**Record extracts:**

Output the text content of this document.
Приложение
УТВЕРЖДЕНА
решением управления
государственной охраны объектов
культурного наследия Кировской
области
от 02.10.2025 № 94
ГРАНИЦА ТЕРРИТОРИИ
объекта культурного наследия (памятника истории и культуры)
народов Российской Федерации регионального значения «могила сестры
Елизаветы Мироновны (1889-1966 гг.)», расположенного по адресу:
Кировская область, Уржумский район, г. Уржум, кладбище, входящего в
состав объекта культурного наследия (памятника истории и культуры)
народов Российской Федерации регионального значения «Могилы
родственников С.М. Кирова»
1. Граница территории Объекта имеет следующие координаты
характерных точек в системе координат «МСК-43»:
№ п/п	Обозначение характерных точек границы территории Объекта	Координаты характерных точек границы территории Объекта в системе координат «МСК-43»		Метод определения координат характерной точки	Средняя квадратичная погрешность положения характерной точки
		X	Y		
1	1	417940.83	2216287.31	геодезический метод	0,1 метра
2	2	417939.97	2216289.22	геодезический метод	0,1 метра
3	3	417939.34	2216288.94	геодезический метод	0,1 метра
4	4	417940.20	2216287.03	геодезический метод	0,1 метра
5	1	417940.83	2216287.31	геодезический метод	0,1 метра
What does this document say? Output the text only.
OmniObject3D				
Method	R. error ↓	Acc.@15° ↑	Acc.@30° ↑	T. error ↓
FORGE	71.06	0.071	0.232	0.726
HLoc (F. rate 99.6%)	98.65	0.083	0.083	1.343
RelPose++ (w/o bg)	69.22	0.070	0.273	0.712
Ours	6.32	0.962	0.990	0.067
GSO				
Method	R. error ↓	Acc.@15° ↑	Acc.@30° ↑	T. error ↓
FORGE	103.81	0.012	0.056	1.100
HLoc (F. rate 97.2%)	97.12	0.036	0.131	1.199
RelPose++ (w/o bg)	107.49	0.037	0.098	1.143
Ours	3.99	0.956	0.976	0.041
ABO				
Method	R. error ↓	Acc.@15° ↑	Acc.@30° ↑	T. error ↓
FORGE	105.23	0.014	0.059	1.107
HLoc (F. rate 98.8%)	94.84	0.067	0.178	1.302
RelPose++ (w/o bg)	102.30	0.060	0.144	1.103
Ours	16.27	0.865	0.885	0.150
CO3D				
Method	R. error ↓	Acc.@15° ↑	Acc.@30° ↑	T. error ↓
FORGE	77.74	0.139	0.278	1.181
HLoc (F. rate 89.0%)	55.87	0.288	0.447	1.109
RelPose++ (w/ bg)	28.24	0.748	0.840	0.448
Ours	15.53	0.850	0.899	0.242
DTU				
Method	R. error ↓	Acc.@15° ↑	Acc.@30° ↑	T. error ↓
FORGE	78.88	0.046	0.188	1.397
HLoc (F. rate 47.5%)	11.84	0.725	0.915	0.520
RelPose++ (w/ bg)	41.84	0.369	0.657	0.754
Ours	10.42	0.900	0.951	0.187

**Task to carry out:** The records above should be repeated in full, exactly as given.

**Written response:**
Output the text content of this document.
Приложение
УТВЕРЖДЕНА
решением управления
государственной охраны объектов
культурного наследия Кировской
области
от 02.10.2025 № 94
ГРАНИЦА ТЕРРИТОРИИ
объекта культурного наследия (памятника истории и культуры)
народов Российской Федерации регионального значения «могила сестры
Елизаветы Мироновны (1889-1966 гг.)», расположенного по адресу:
Кировская область, Уржумский район, г. Уржум, кладбище, входящего в
состав объекта культурного наследия (памятника истории и культуры)
народов Российской Федерации регионального значения «Могилы
родственников С.М. Кирова»
1. Граница территории Объекта имеет следующие координаты
характерных точек в системе координат «МСК-43»:
№ п/п	Обозначение характерных точек границы территории Объекта	Координаты характерных точек границы территории Объекта в системе координат «МСК-43»		Метод определения координат характерной точки	Средняя квадратичная погрешность положения характерной точки
		X	Y		
1	1	417940.83	2216287.31	геодезический метод	0,1 метра
2	2	417939.97	2216289.22	геодезический метод	0,1 метра
3	3	417939.34	2216288.94	геодезический метод	0,1 метра
4	4	417940.20	2216287.03	геодезический метод	0,1 метра
5	1	417940.83	2216287.31	геодезический метод	0,1 метра
What does this document say? Output the text only.
OmniObject3D				
Method	R. error ↓	Acc.@15° ↑	Acc.@30° ↑	T. error ↓
FORGE	71.06	0.071	0.232	0.726
HLoc (F. rate 99.6%)	98.65	0.083	0.083	1.343
RelPose++ (w/o bg)	69.22	0.070	0.273	0.712
Ours	6.32	0.962	0.990	0.067
GSO				
Method	R. error ↓	Acc.@15° ↑	Acc.@30° ↑	T. error ↓
FORGE	103.81	0.012	0.056	1.100
HLoc (F. rate 97.2%)	97.12	0.036	0.131	1.199
RelPose++ (w/o bg)	107.49	0.037	0.098	1.143
Ours	3.99	0.956	0.976	0.041
ABO				
Method	R. error ↓	Acc.@15° ↑	Acc.@30° ↑	T. error ↓
FORGE	105.23	0.014	0.059	1.107
HLoc (F. rate 98.8%)	94.84	0.067	0.178	1.302
RelPose++ (w/o bg)	102.30	0.060	0.144	1.103
Ours	16.27	0.865	0.885	0.150
CO3D				
Method	R. error ↓	Acc.@15° ↑	Acc.@30° ↑	T. error ↓
FORGE	77.74	0.139	0.278	1.181
HLoc (F. rate 89.0%)	55.87	0.288	0.447	1.109
RelPose++ (w/ bg)	28.24	0.748	0.840	0.448
Ours	15.53	0.850	0.899	0.242
DTU				
Method	R. error ↓	Acc.@15° ↑	Acc.@30° ↑	T. error ↓
FORGE	78.88	0.046	0.188	1.397
HLoc (F. rate 47.5%)	11.84	0.725	0.915	0.520
RelPose++ (w/ bg)	41.84	0.369	0.657	0.754
Ours	10.42	0.900	0.951	0.187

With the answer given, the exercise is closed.